┌─ Exercise data

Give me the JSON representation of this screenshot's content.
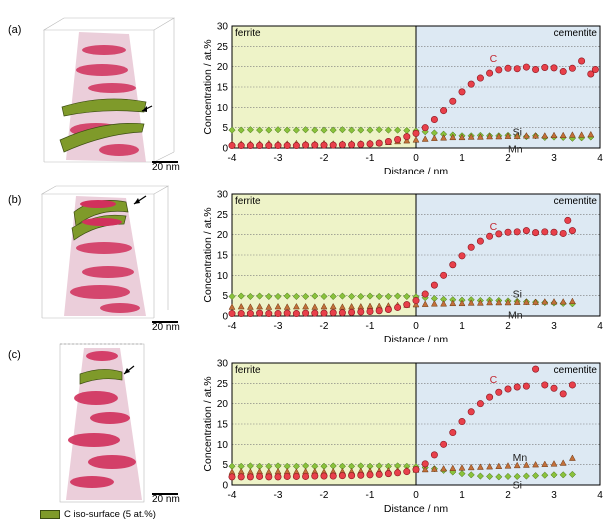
{
  "panels": [
    {
      "label": "(a)",
      "scale": "20 nm"
    },
    {
      "label": "(b)",
      "scale": "20 nm"
    },
    {
      "label": "(c)",
      "scale": "20 nm"
    }
  ],
  "legend": {
    "label": "C iso-surface (5 at.%)",
    "color": "#7f9a2a"
  },
  "colors": {
    "ferrite_bg": "#eef3c8",
    "cementite_bg": "#dde9f3",
    "C": "#e8404a",
    "Si": "#8ac23c",
    "Mn": "#c2703a"
  },
  "chart_data": [
    {
      "type": "scatter",
      "xlabel": "Distance / nm",
      "ylabel": "Concentration / at.%",
      "xlim": [
        -4,
        4
      ],
      "ylim": [
        0,
        30
      ],
      "xticks": [
        -4,
        -3,
        -2,
        -1,
        0,
        1,
        2,
        3,
        4
      ],
      "yticks": [
        0,
        5,
        10,
        15,
        20,
        25,
        30
      ],
      "region_left": "ferrite",
      "region_right": "cementite",
      "series": [
        {
          "name": "C",
          "x": [
            -4.0,
            -3.8,
            -3.6,
            -3.4,
            -3.2,
            -3.0,
            -2.8,
            -2.6,
            -2.4,
            -2.2,
            -2.0,
            -1.8,
            -1.6,
            -1.4,
            -1.2,
            -1.0,
            -0.8,
            -0.6,
            -0.4,
            -0.2,
            0.0,
            0.2,
            0.4,
            0.6,
            0.8,
            1.0,
            1.2,
            1.4,
            1.6,
            1.8,
            2.0,
            2.2,
            2.4,
            2.6,
            2.8,
            3.0,
            3.2,
            3.4,
            3.6,
            3.8,
            3.9
          ],
          "values": [
            0.6,
            0.6,
            0.6,
            0.6,
            0.6,
            0.6,
            0.6,
            0.6,
            0.7,
            0.7,
            0.7,
            0.7,
            0.8,
            0.8,
            0.9,
            1.0,
            1.2,
            1.6,
            2.1,
            2.8,
            3.6,
            5.0,
            7.0,
            9.2,
            11.5,
            13.8,
            15.7,
            17.2,
            18.4,
            19.2,
            19.6,
            19.5,
            19.9,
            19.3,
            19.8,
            19.7,
            18.8,
            19.6,
            21.4,
            18.2,
            19.3
          ],
          "label_at": [
            1.6,
            22
          ]
        },
        {
          "name": "Si",
          "x": [
            -4.0,
            -3.8,
            -3.6,
            -3.4,
            -3.2,
            -3.0,
            -2.8,
            -2.6,
            -2.4,
            -2.2,
            -2.0,
            -1.8,
            -1.6,
            -1.4,
            -1.2,
            -1.0,
            -0.8,
            -0.6,
            -0.4,
            -0.2,
            0.0,
            0.2,
            0.4,
            0.6,
            0.8,
            1.0,
            1.2,
            1.4,
            1.6,
            1.8,
            2.0,
            2.2,
            2.4,
            2.6,
            2.8,
            3.0,
            3.2,
            3.4,
            3.6,
            3.8
          ],
          "values": [
            4.4,
            4.4,
            4.5,
            4.4,
            4.4,
            4.5,
            4.4,
            4.4,
            4.5,
            4.4,
            4.4,
            4.4,
            4.5,
            4.4,
            4.4,
            4.4,
            4.5,
            4.4,
            4.4,
            4.3,
            4.2,
            4.0,
            3.7,
            3.4,
            3.2,
            3.0,
            3.0,
            3.1,
            3.0,
            3.0,
            3.1,
            2.9,
            2.8,
            3.0,
            2.6,
            2.7,
            2.6,
            2.4,
            2.5,
            2.7
          ],
          "label_at": [
            2.1,
            3.9
          ]
        },
        {
          "name": "Mn",
          "x": [
            -4.0,
            -3.8,
            -3.6,
            -3.4,
            -3.2,
            -3.0,
            -2.8,
            -2.6,
            -2.4,
            -2.2,
            -2.0,
            -1.8,
            -1.6,
            -1.4,
            -1.2,
            -1.0,
            -0.8,
            -0.6,
            -0.4,
            -0.2,
            0.0,
            0.2,
            0.4,
            0.6,
            0.8,
            1.0,
            1.2,
            1.4,
            1.6,
            1.8,
            2.0,
            2.2,
            2.4,
            2.6,
            2.8,
            3.0,
            3.2,
            3.4,
            3.6,
            3.8
          ],
          "values": [
            1.0,
            1.0,
            1.0,
            1.0,
            1.1,
            1.0,
            1.0,
            1.1,
            1.0,
            1.0,
            1.1,
            1.0,
            1.0,
            1.1,
            1.1,
            1.2,
            1.3,
            1.4,
            1.6,
            1.8,
            2.0,
            2.2,
            2.4,
            2.5,
            2.6,
            2.6,
            2.7,
            2.7,
            2.8,
            2.8,
            2.9,
            2.9,
            3.0,
            3.0,
            3.0,
            3.1,
            3.1,
            3.2,
            3.2,
            3.3
          ],
          "label_at": [
            2.0,
            -0.2
          ]
        }
      ]
    },
    {
      "type": "scatter",
      "xlabel": "Distance / nm",
      "ylabel": "Concentration / at.%",
      "xlim": [
        -4,
        4
      ],
      "ylim": [
        0,
        30
      ],
      "xticks": [
        -4,
        -3,
        -2,
        -1,
        0,
        1,
        2,
        3,
        4
      ],
      "yticks": [
        0,
        5,
        10,
        15,
        20,
        25,
        30
      ],
      "region_left": "ferrite",
      "region_right": "cementite",
      "series": [
        {
          "name": "C",
          "x": [
            -4.0,
            -3.8,
            -3.6,
            -3.4,
            -3.2,
            -3.0,
            -2.8,
            -2.6,
            -2.4,
            -2.2,
            -2.0,
            -1.8,
            -1.6,
            -1.4,
            -1.2,
            -1.0,
            -0.8,
            -0.6,
            -0.4,
            -0.2,
            0.0,
            0.2,
            0.4,
            0.6,
            0.8,
            1.0,
            1.2,
            1.4,
            1.6,
            1.8,
            2.0,
            2.2,
            2.4,
            2.6,
            2.8,
            3.0,
            3.2,
            3.3,
            3.4
          ],
          "values": [
            0.6,
            0.6,
            0.6,
            0.7,
            0.6,
            0.6,
            0.7,
            0.6,
            0.7,
            0.7,
            0.7,
            0.8,
            0.8,
            0.9,
            1.0,
            1.1,
            1.3,
            1.6,
            2.1,
            2.8,
            3.8,
            5.4,
            7.6,
            10.0,
            12.6,
            14.8,
            16.9,
            18.4,
            19.6,
            20.2,
            20.6,
            20.7,
            21.0,
            20.5,
            20.7,
            20.6,
            20.3,
            23.5,
            21.0
          ],
          "label_at": [
            1.6,
            22
          ]
        },
        {
          "name": "Si",
          "x": [
            -4.0,
            -3.8,
            -3.6,
            -3.4,
            -3.2,
            -3.0,
            -2.8,
            -2.6,
            -2.4,
            -2.2,
            -2.0,
            -1.8,
            -1.6,
            -1.4,
            -1.2,
            -1.0,
            -0.8,
            -0.6,
            -0.4,
            -0.2,
            0.0,
            0.2,
            0.4,
            0.6,
            0.8,
            1.0,
            1.2,
            1.4,
            1.6,
            1.8,
            2.0,
            2.2,
            2.4,
            2.6,
            2.8,
            3.0,
            3.2,
            3.4
          ],
          "values": [
            4.8,
            4.9,
            4.8,
            4.9,
            4.8,
            4.8,
            4.9,
            4.8,
            4.8,
            4.9,
            4.8,
            4.8,
            4.9,
            4.8,
            4.8,
            4.9,
            4.8,
            4.8,
            4.9,
            4.8,
            4.7,
            4.5,
            4.3,
            4.1,
            4.0,
            3.9,
            4.0,
            3.8,
            3.9,
            3.8,
            3.7,
            3.6,
            3.5,
            3.4,
            3.3,
            3.2,
            3.1,
            3.0
          ],
          "label_at": [
            2.1,
            5.4
          ]
        },
        {
          "name": "Mn",
          "x": [
            -4.0,
            -3.8,
            -3.6,
            -3.4,
            -3.2,
            -3.0,
            -2.8,
            -2.6,
            -2.4,
            -2.2,
            -2.0,
            -1.8,
            -1.6,
            -1.4,
            -1.2,
            -1.0,
            -0.8,
            -0.6,
            -0.4,
            -0.2,
            0.0,
            0.2,
            0.4,
            0.6,
            0.8,
            1.0,
            1.2,
            1.4,
            1.6,
            1.8,
            2.0,
            2.2,
            2.4,
            2.6,
            2.8,
            3.0,
            3.2,
            3.4
          ],
          "values": [
            2.2,
            2.3,
            2.2,
            2.3,
            2.2,
            2.3,
            2.2,
            2.3,
            2.3,
            2.2,
            2.3,
            2.3,
            2.2,
            2.3,
            2.3,
            2.4,
            2.4,
            2.5,
            2.6,
            2.7,
            2.8,
            2.9,
            3.0,
            3.0,
            3.1,
            3.1,
            3.2,
            3.2,
            3.3,
            3.3,
            3.3,
            3.4,
            3.4,
            3.4,
            3.5,
            3.5,
            3.5,
            3.6
          ],
          "label_at": [
            2.0,
            0.2
          ]
        }
      ]
    },
    {
      "type": "scatter",
      "xlabel": "Distance / nm",
      "ylabel": "Concentration / at.%",
      "xlim": [
        -4,
        4
      ],
      "ylim": [
        0,
        30
      ],
      "xticks": [
        -4,
        -3,
        -2,
        -1,
        0,
        1,
        2,
        3,
        4
      ],
      "yticks": [
        0,
        5,
        10,
        15,
        20,
        25,
        30
      ],
      "region_left": "ferrite",
      "region_right": "cementite",
      "series": [
        {
          "name": "C",
          "x": [
            -4.0,
            -3.8,
            -3.6,
            -3.4,
            -3.2,
            -3.0,
            -2.8,
            -2.6,
            -2.4,
            -2.2,
            -2.0,
            -1.8,
            -1.6,
            -1.4,
            -1.2,
            -1.0,
            -0.8,
            -0.6,
            -0.4,
            -0.2,
            0.0,
            0.2,
            0.4,
            0.6,
            0.8,
            1.0,
            1.2,
            1.4,
            1.6,
            1.8,
            2.0,
            2.2,
            2.4,
            2.6,
            2.8,
            3.0,
            3.2,
            3.4
          ],
          "values": [
            2.0,
            2.0,
            2.0,
            2.1,
            2.0,
            2.0,
            2.1,
            2.1,
            2.1,
            2.2,
            2.2,
            2.2,
            2.3,
            2.3,
            2.4,
            2.5,
            2.6,
            2.8,
            3.0,
            3.3,
            3.8,
            5.2,
            7.4,
            10.0,
            12.9,
            15.6,
            18.0,
            20.0,
            21.6,
            22.8,
            23.6,
            24.1,
            24.3,
            28.5,
            24.6,
            23.8,
            22.4,
            24.6
          ],
          "label_at": [
            1.6,
            26
          ]
        },
        {
          "name": "Si",
          "x": [
            -4.0,
            -3.8,
            -3.6,
            -3.4,
            -3.2,
            -3.0,
            -2.8,
            -2.6,
            -2.4,
            -2.2,
            -2.0,
            -1.8,
            -1.6,
            -1.4,
            -1.2,
            -1.0,
            -0.8,
            -0.6,
            -0.4,
            -0.2,
            0.0,
            0.2,
            0.4,
            0.6,
            0.8,
            1.0,
            1.2,
            1.4,
            1.6,
            1.8,
            2.0,
            2.2,
            2.4,
            2.6,
            2.8,
            3.0,
            3.2,
            3.4
          ],
          "values": [
            4.6,
            4.6,
            4.7,
            4.6,
            4.6,
            4.7,
            4.6,
            4.6,
            4.7,
            4.6,
            4.6,
            4.7,
            4.6,
            4.6,
            4.7,
            4.6,
            4.7,
            4.6,
            4.7,
            4.6,
            4.5,
            4.3,
            4.0,
            3.6,
            3.2,
            2.8,
            2.5,
            2.2,
            2.1,
            2.0,
            2.1,
            2.1,
            2.2,
            2.3,
            2.4,
            2.5,
            2.5,
            2.6
          ],
          "label_at": [
            2.1,
            0.0
          ]
        },
        {
          "name": "Mn",
          "x": [
            -4.0,
            -3.8,
            -3.6,
            -3.4,
            -3.2,
            -3.0,
            -2.8,
            -2.6,
            -2.4,
            -2.2,
            -2.0,
            -1.8,
            -1.6,
            -1.4,
            -1.2,
            -1.0,
            -0.8,
            -0.6,
            -0.4,
            -0.2,
            0.0,
            0.2,
            0.4,
            0.6,
            0.8,
            1.0,
            1.2,
            1.4,
            1.6,
            1.8,
            2.0,
            2.2,
            2.4,
            2.6,
            2.8,
            3.0,
            3.2,
            3.4
          ],
          "values": [
            3.2,
            3.3,
            3.2,
            3.3,
            3.2,
            3.3,
            3.3,
            3.2,
            3.3,
            3.3,
            3.2,
            3.3,
            3.3,
            3.3,
            3.4,
            3.4,
            3.4,
            3.5,
            3.5,
            3.6,
            3.7,
            3.8,
            3.9,
            4.0,
            4.1,
            4.2,
            4.3,
            4.4,
            4.5,
            4.6,
            4.7,
            4.8,
            4.9,
            5.0,
            5.1,
            5.2,
            5.4,
            6.6
          ],
          "label_at": [
            2.1,
            6.8
          ]
        }
      ]
    }
  ]
}
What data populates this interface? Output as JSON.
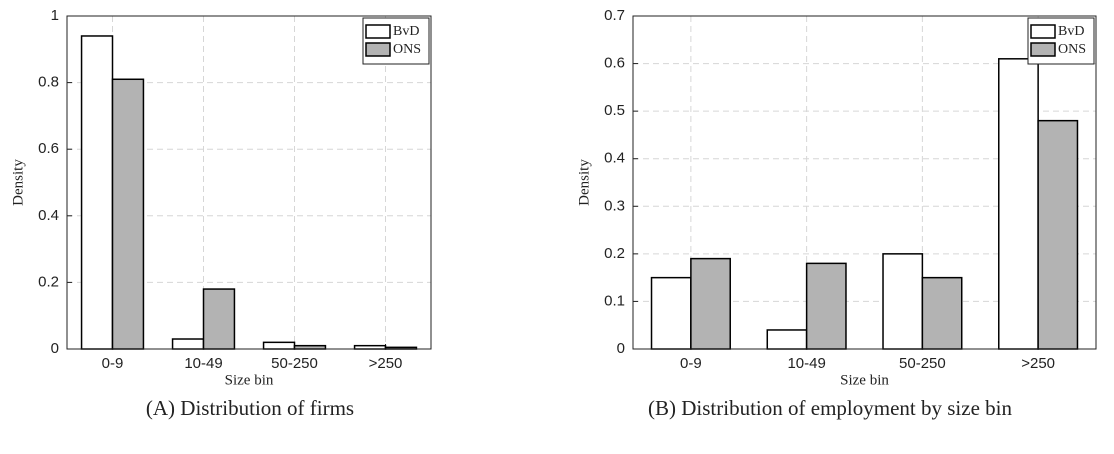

└─

Read the entries and pick out all lines that include the word "JSON".

• **Correct answer**
Give me the JSON representation of this screenshot's content.
What data populates this interface? Output as JSON.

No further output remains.